[Dataset excerpt]
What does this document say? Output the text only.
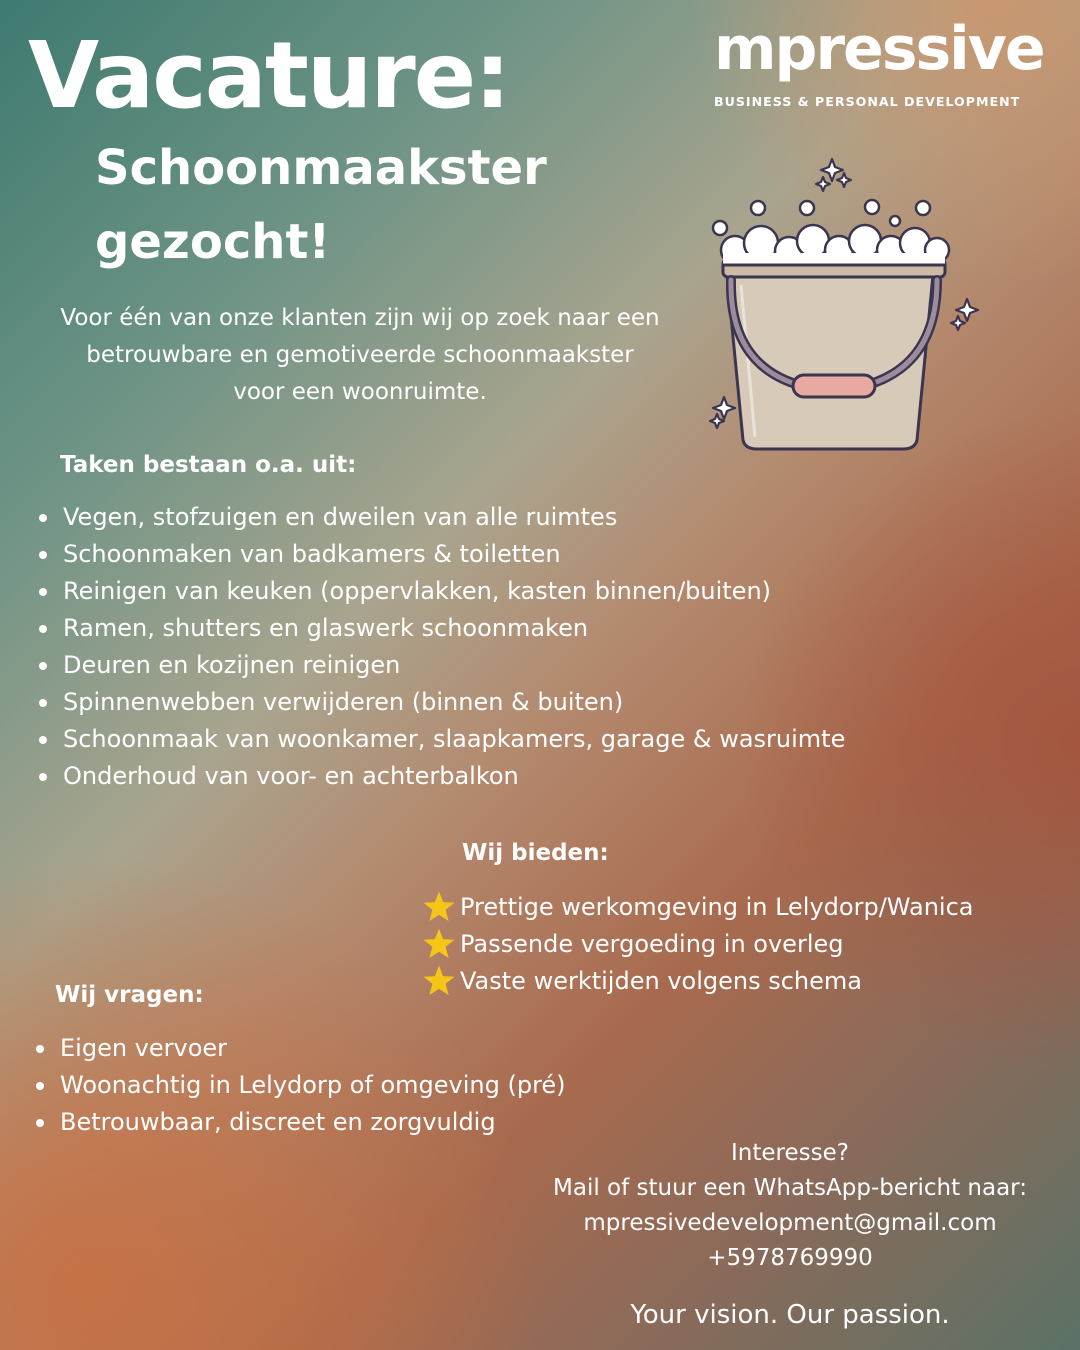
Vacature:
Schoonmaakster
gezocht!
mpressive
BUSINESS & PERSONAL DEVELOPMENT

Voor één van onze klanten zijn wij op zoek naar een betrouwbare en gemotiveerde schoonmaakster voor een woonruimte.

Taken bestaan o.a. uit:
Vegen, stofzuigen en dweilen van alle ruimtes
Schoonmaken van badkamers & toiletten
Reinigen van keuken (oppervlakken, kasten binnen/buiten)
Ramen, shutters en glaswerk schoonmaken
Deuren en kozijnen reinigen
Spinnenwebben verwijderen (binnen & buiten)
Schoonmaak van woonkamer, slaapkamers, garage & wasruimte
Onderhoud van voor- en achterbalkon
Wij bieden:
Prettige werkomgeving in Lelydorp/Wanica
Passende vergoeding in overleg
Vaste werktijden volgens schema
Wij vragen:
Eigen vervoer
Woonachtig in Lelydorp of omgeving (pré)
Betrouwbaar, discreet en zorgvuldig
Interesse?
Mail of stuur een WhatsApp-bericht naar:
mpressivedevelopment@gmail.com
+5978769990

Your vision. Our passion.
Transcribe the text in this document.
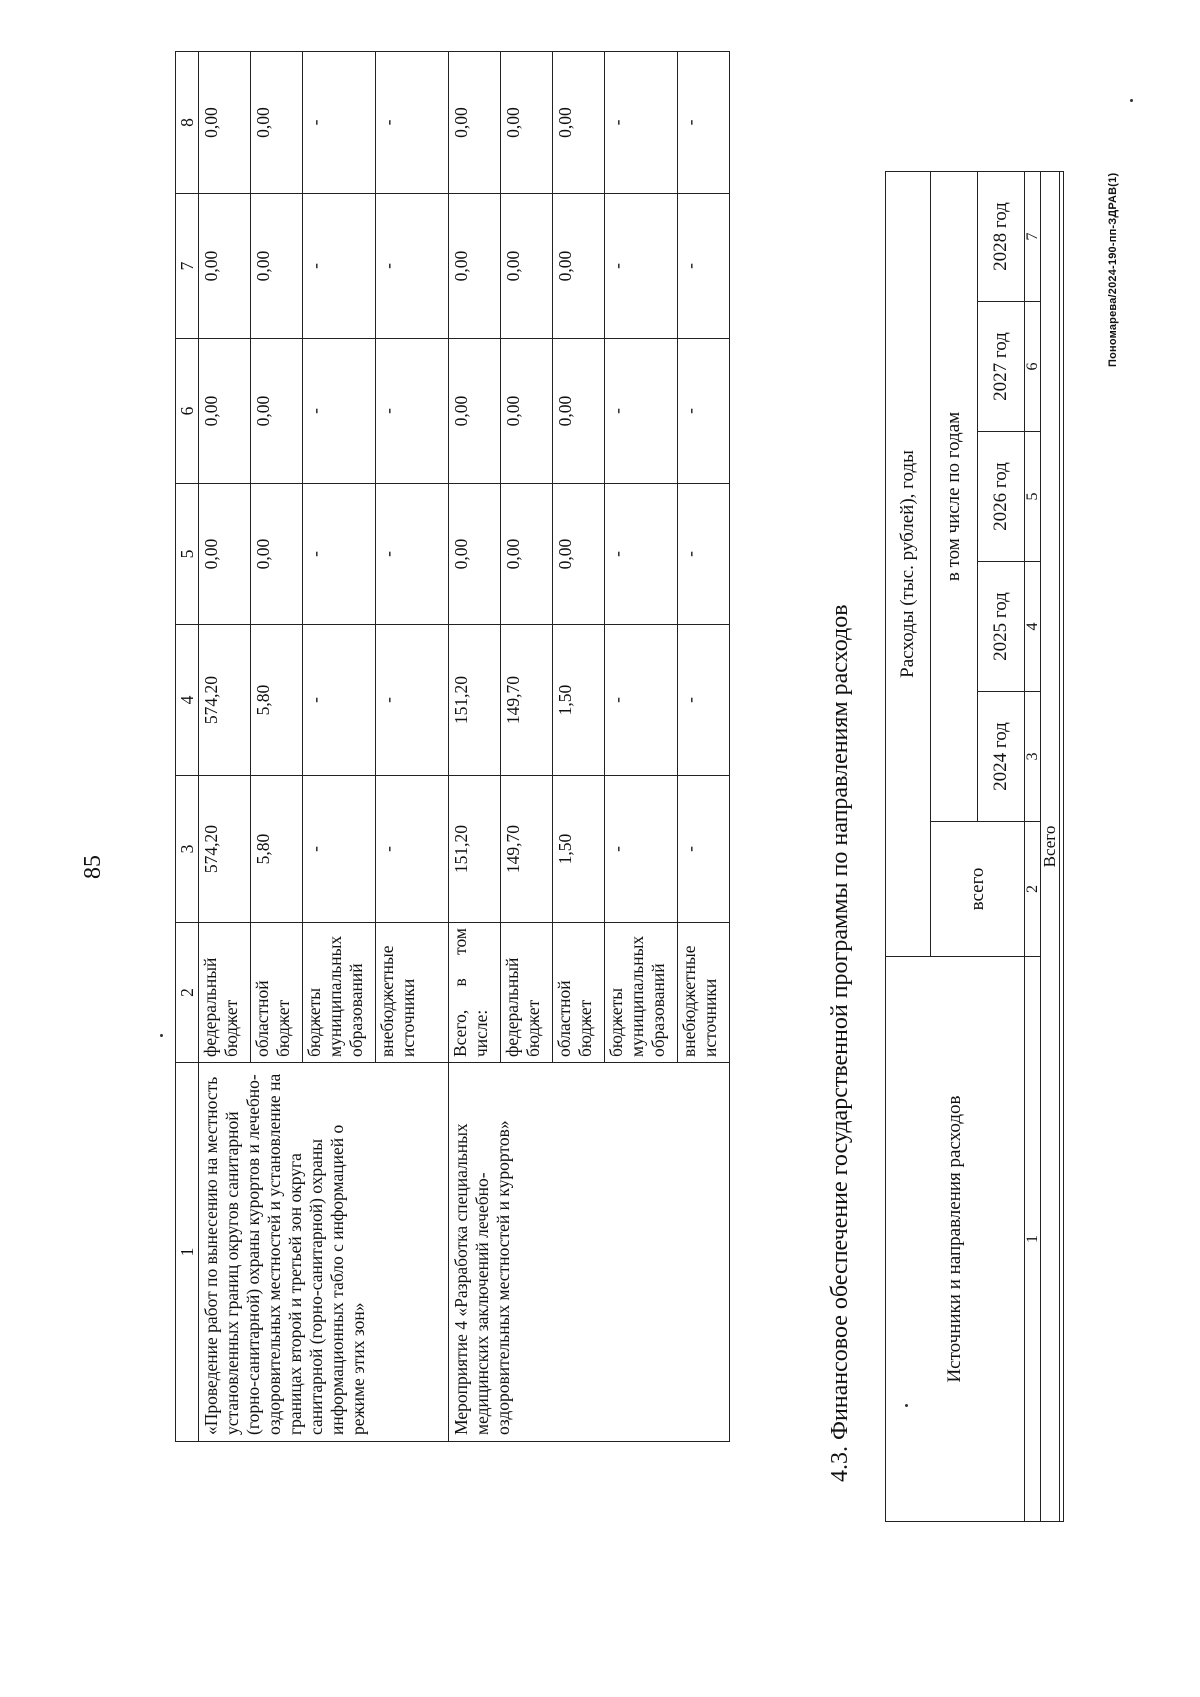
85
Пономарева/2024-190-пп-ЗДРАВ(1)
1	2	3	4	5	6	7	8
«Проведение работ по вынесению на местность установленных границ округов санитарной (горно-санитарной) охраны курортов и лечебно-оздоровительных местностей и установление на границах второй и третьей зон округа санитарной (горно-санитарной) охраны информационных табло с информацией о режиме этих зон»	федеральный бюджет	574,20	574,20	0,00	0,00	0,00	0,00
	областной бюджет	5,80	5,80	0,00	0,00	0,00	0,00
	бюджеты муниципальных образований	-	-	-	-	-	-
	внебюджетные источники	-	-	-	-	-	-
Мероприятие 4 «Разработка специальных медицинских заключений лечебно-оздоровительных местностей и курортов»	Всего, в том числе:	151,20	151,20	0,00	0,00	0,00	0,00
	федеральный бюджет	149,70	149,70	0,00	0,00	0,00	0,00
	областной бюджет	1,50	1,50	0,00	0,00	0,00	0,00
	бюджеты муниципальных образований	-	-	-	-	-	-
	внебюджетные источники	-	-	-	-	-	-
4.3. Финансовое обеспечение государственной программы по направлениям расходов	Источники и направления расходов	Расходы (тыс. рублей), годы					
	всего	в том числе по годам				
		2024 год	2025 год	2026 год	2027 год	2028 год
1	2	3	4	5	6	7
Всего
==
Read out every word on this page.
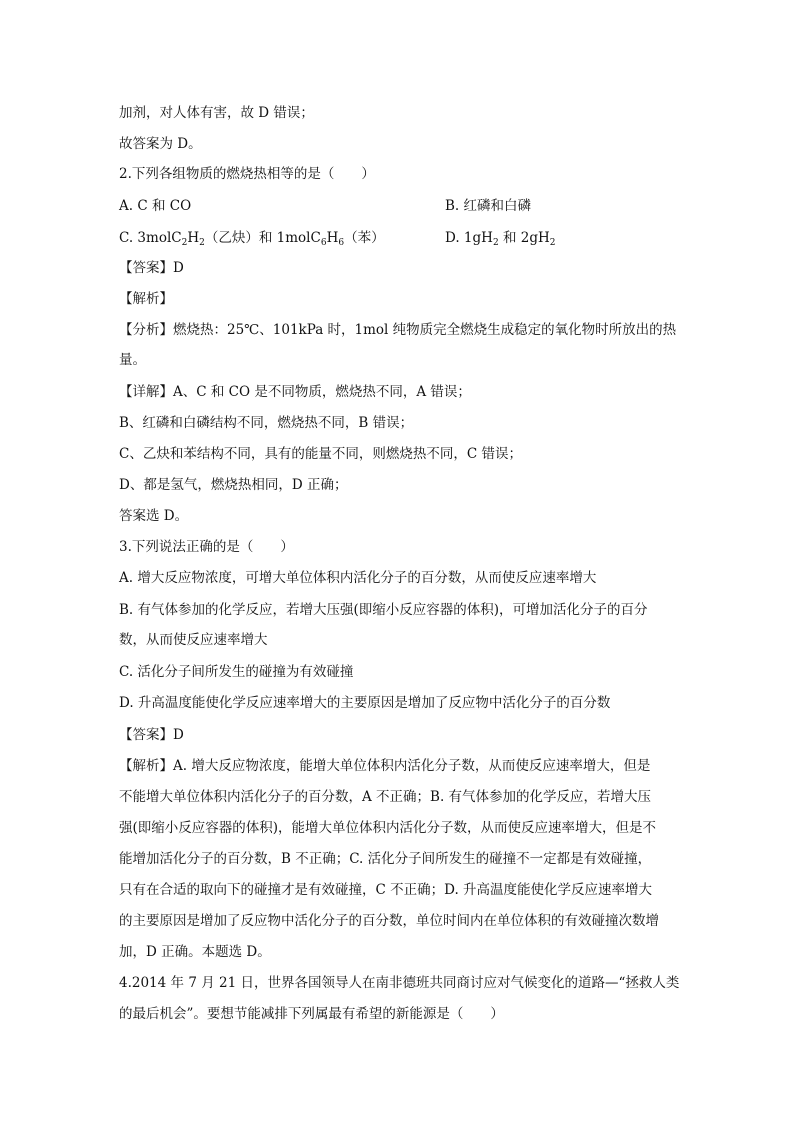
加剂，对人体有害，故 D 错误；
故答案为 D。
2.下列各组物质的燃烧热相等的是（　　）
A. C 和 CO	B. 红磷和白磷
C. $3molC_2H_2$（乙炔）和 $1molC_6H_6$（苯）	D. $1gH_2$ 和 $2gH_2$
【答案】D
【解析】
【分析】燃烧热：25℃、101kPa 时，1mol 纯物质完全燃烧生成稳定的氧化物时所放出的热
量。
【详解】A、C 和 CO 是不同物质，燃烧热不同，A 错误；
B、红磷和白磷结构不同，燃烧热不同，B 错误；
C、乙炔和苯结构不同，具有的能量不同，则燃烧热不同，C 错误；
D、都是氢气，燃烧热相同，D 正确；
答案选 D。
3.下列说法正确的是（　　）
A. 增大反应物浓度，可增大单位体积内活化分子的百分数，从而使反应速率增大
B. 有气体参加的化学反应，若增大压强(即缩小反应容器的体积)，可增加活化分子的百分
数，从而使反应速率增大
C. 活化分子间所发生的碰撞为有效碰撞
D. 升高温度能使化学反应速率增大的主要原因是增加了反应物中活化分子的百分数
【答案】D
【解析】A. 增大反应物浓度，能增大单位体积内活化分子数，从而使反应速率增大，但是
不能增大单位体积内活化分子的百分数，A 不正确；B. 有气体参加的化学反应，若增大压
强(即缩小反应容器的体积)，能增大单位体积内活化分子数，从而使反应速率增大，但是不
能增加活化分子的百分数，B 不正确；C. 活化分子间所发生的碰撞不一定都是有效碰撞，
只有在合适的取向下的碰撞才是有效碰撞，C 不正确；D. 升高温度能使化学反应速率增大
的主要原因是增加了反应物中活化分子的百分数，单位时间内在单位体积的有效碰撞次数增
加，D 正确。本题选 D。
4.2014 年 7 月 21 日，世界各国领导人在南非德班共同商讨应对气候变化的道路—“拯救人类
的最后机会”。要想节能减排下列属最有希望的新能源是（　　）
* * *
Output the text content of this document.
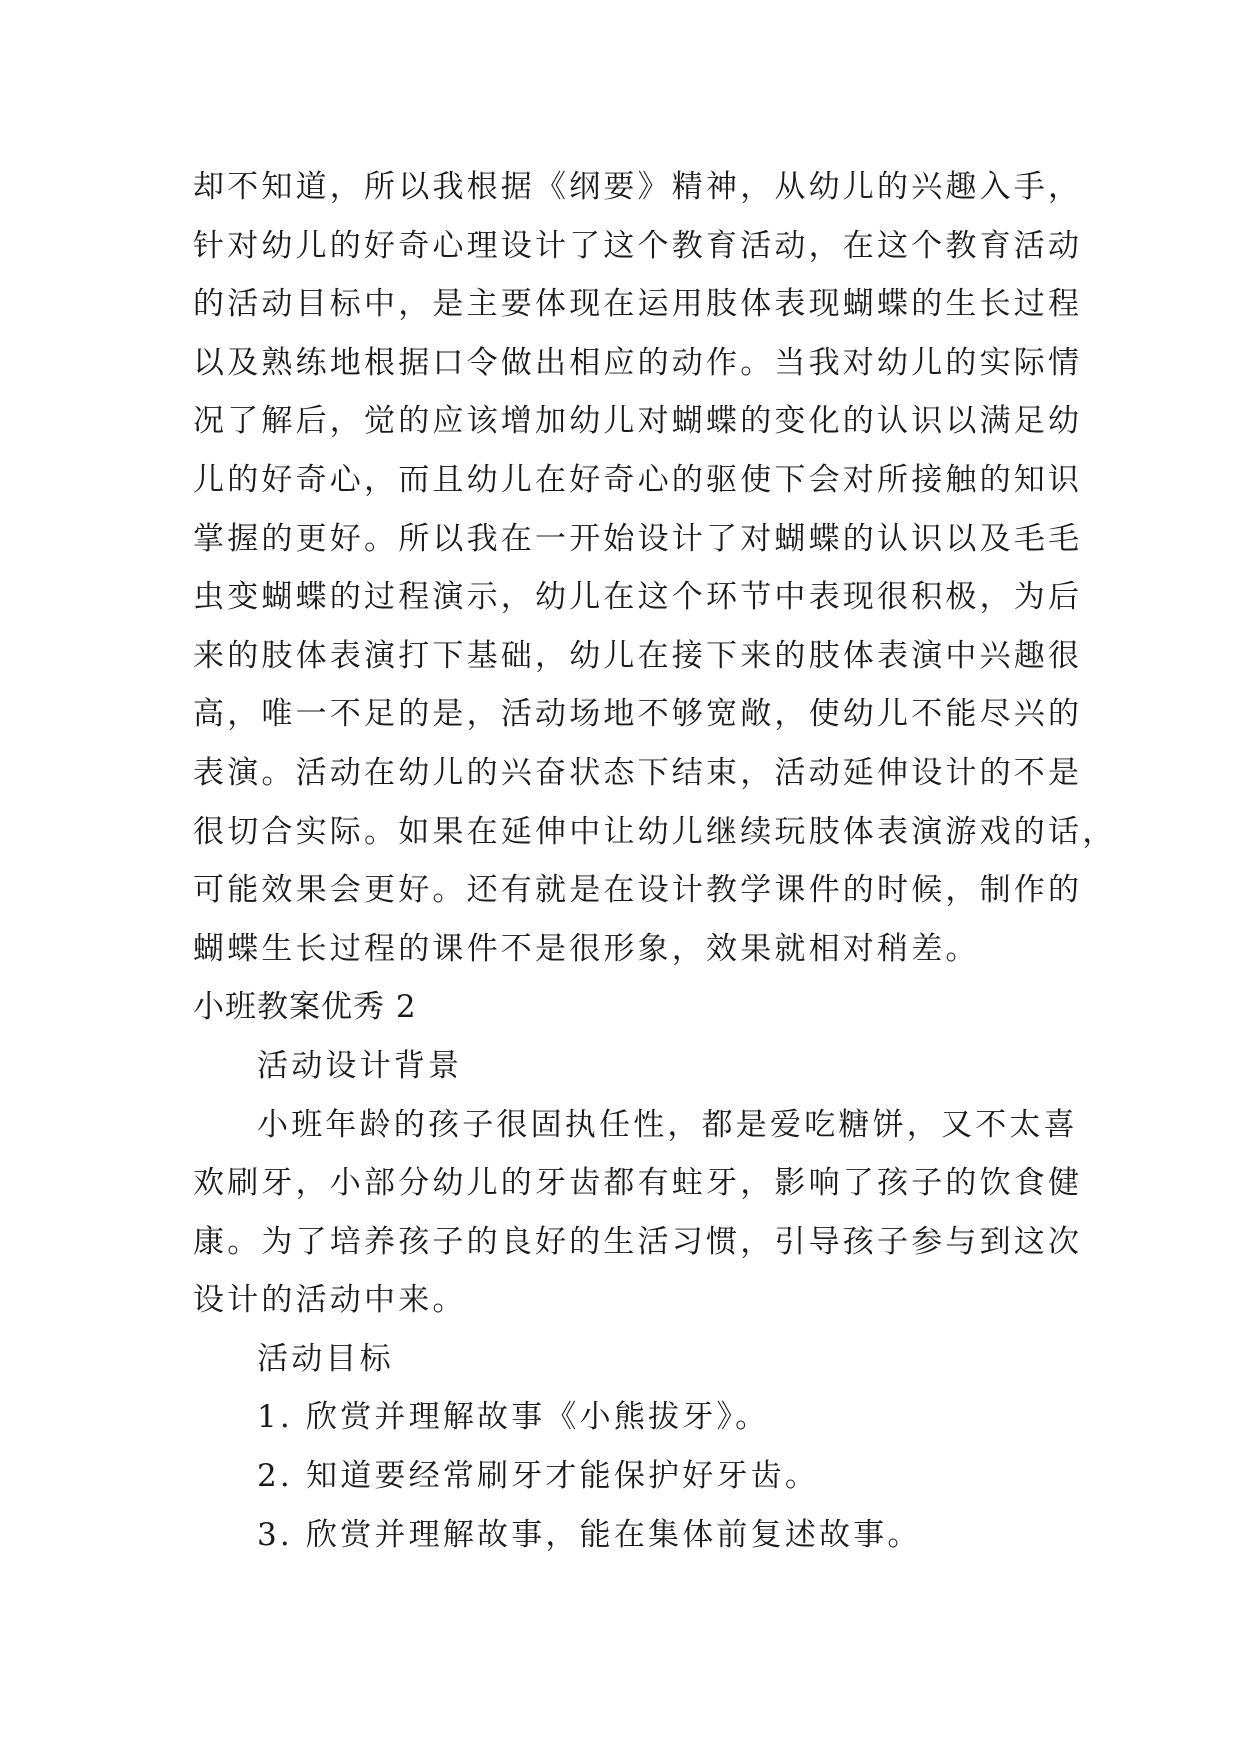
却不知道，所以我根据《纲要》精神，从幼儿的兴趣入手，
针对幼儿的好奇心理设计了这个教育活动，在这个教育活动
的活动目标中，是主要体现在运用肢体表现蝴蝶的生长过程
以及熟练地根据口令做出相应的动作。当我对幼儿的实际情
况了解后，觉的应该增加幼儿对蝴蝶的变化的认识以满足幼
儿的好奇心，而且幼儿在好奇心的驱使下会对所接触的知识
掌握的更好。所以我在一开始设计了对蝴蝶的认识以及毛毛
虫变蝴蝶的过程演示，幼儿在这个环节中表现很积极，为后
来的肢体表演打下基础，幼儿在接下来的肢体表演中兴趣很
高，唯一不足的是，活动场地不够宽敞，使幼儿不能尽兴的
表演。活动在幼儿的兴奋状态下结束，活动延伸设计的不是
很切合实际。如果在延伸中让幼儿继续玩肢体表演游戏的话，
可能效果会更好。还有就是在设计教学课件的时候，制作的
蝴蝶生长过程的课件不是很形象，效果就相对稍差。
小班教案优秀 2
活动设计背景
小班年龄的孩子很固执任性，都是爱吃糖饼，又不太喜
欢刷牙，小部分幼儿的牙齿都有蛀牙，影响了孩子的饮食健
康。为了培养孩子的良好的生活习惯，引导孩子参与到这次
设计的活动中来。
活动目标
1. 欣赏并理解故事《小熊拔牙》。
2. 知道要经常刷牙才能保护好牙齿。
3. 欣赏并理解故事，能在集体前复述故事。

* _REQUIREMENTS_:
Using the listing above, locate the lines that hold "text" and copy each one.

* _OUTPUT FOR THIS TASK_:
What does this document say? Output the text only.
Transcribe the text in this document.
Output the text content of this document.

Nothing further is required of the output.